Short task: Repeat, exactly and only, the lines from the one containing "What does this" to the last line, inclusive; do not repeat the pictures.

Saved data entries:

_____

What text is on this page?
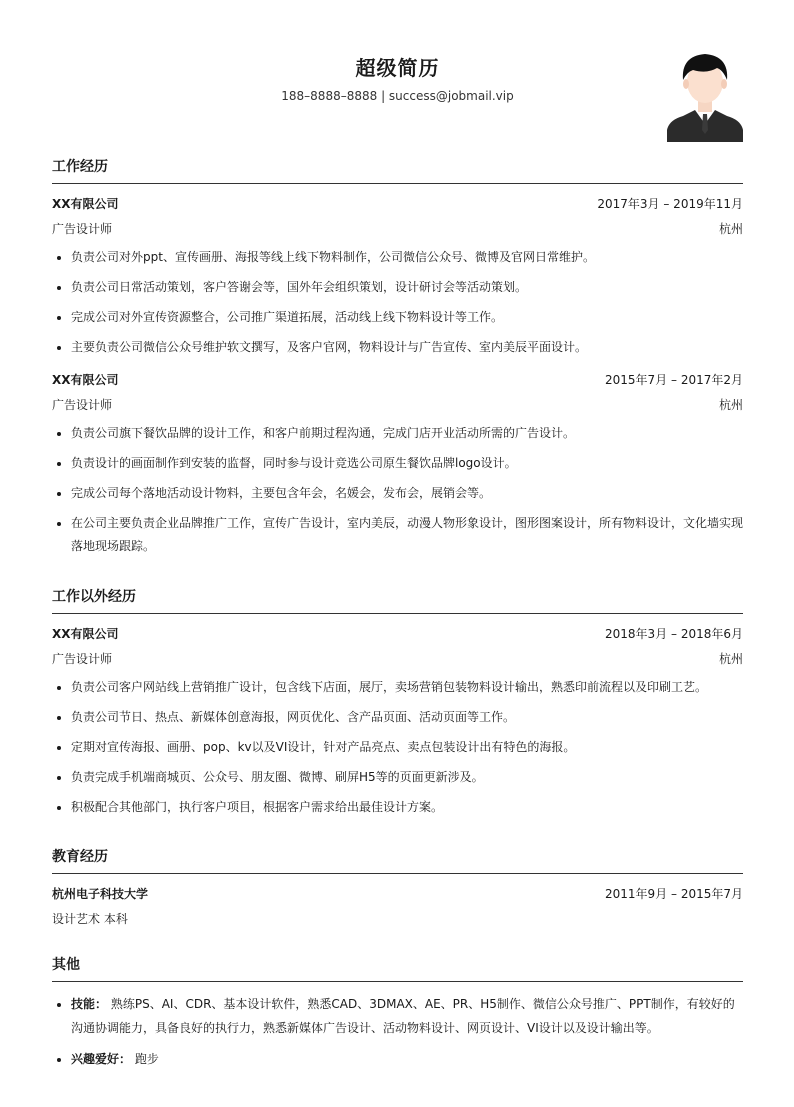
超级简历
188–8888–8888 | success@jobmail.vip
工作经历
XX有限公司	2017年3月 – 2019年11月
广告设计师	杭州
• 负责公司对外ppt、宣传画册、海报等线上线下物料制作，公司微信公众号、微博及官网日常维护。
• 负责公司日常活动策划，客户答谢会等，国外年会组织策划，设计研讨会等活动策划。
• 完成公司对外宣传资源整合，公司推广渠道拓展，活动线上线下物料设计等工作。
• 主要负责公司微信公众号维护软文撰写，及客户官网，物料设计与广告宣传、室内美辰平面设计。
XX有限公司	2015年7月 – 2017年2月
广告设计师	杭州
• 负责公司旗下餐饮品牌的设计工作，和客户前期过程沟通，完成门店开业活动所需的广告设计。
• 负责设计的画面制作到安装的监督，同时参与设计竞选公司原生餐饮品牌logo设计。
• 完成公司每个落地活动设计物料，主要包含年会，名媛会，发布会，展销会等。
• 在公司主要负责企业品牌推广工作，宣传广告设计，室内美辰，动漫人物形象设计，图形图案设计，所有物料设计，文化墙实现落地现场跟踪。
工作以外经历
XX有限公司	2018年3月 – 2018年6月
广告设计师	杭州
• 负责公司客户网站线上营销推广设计，包含线下店面，展厅，卖场营销包装物料设计输出，熟悉印前流程以及印刷工艺。
• 负责公司节日、热点、新媒体创意海报，网页优化、含产品页面、活动页面等工作。
• 定期对宣传海报、画册、pop、kv以及VI设计，针对产品亮点、卖点包装设计出有特色的海报。
• 负责完成手机端商城页、公众号、朋友圈、微博、刷屏H5等的页面更新涉及。
• 积极配合其他部门，执行客户项目，根据客户需求给出最佳设计方案。
教育经历
杭州电子科技大学	2011年9月 – 2015年7月
设计艺术 本科
其他
• 技能： 熟练PS、AI、CDR、基本设计软件，熟悉CAD、3DMAX、AE、PR、H5制作、微信公众号推广、PPT制作，有较好的沟通协调能力，具备良好的执行力，熟悉新媒体广告设计、活动物料设计、网页设计、VI设计以及设计输出等。
• 兴趣爱好： 跑步
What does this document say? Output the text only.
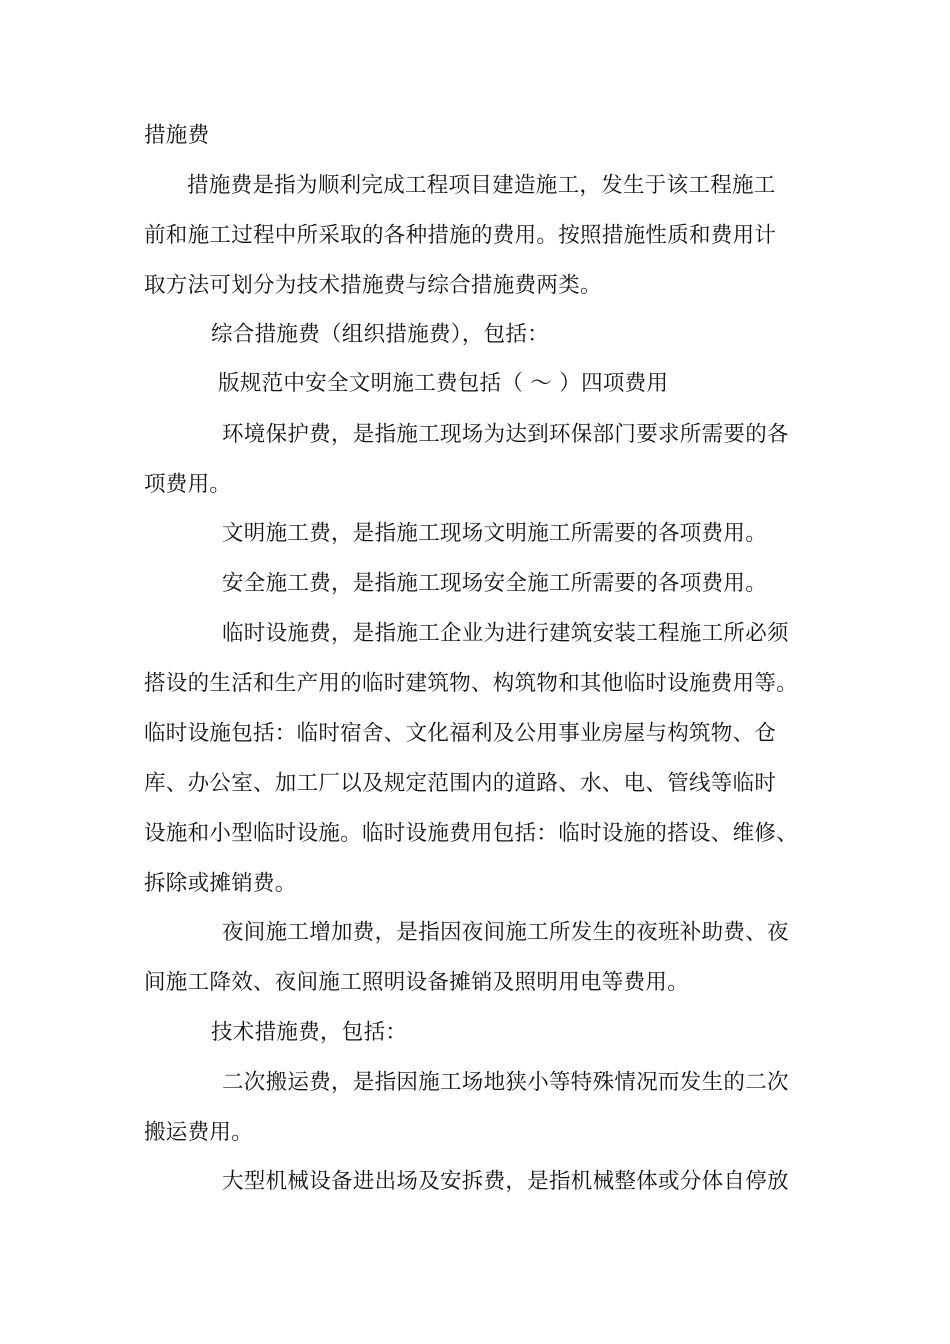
措施费
措施费是指为顺利完成工程项目建造施工，发生于该工程施工
前和施工过程中所采取的各种措施的费用。按照措施性质和费用计
取方法可划分为技术措施费与综合措施费两类。
综合措施费（组织措施费），包括：
版规范中安全文明施工费包括（ ～ ）四项费用
环境保护费，是指施工现场为达到环保部门要求所需要的各
项费用。
文明施工费，是指施工现场文明施工所需要的各项费用。
安全施工费，是指施工现场安全施工所需要的各项费用。
临时设施费，是指施工企业为进行建筑安装工程施工所必须
搭设的生活和生产用的临时建筑物、构筑物和其他临时设施费用等。
临时设施包括：临时宿舍、文化福利及公用事业房屋与构筑物、仓
库、办公室、加工厂以及规定范围内的道路、水、电、管线等临时
设施和小型临时设施。临时设施费用包括：临时设施的搭设、维修、
拆除或摊销费。
夜间施工增加费，是指因夜间施工所发生的夜班补助费、夜
间施工降效、夜间施工照明设备摊销及照明用电等费用。
技术措施费，包括：
二次搬运费，是指因施工场地狭小等特殊情况而发生的二次
搬运费用。
大型机械设备进出场及安拆费，是指机械整体或分体自停放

_____

Completed task:
What does this document say? Output the text only.
措施费
措施费是指为顺利完成工程项目建造施工，发生于该工程施工
前和施工过程中所采取的各种措施的费用。按照措施性质和费用计
取方法可划分为技术措施费与综合措施费两类。
综合措施费（组织措施费），包括：
版规范中安全文明施工费包括（ ～ ）四项费用
环境保护费，是指施工现场为达到环保部门要求所需要的各
项费用。
文明施工费，是指施工现场文明施工所需要的各项费用。
安全施工费，是指施工现场安全施工所需要的各项费用。
临时设施费，是指施工企业为进行建筑安装工程施工所必须
搭设的生活和生产用的临时建筑物、构筑物和其他临时设施费用等。
临时设施包括：临时宿舍、文化福利及公用事业房屋与构筑物、仓
库、办公室、加工厂以及规定范围内的道路、水、电、管线等临时
设施和小型临时设施。临时设施费用包括：临时设施的搭设、维修、
拆除或摊销费。
夜间施工增加费，是指因夜间施工所发生的夜班补助费、夜
间施工降效、夜间施工照明设备摊销及照明用电等费用。
技术措施费，包括：
二次搬运费，是指因施工场地狭小等特殊情况而发生的二次
搬运费用。
大型机械设备进出场及安拆费，是指机械整体或分体自停放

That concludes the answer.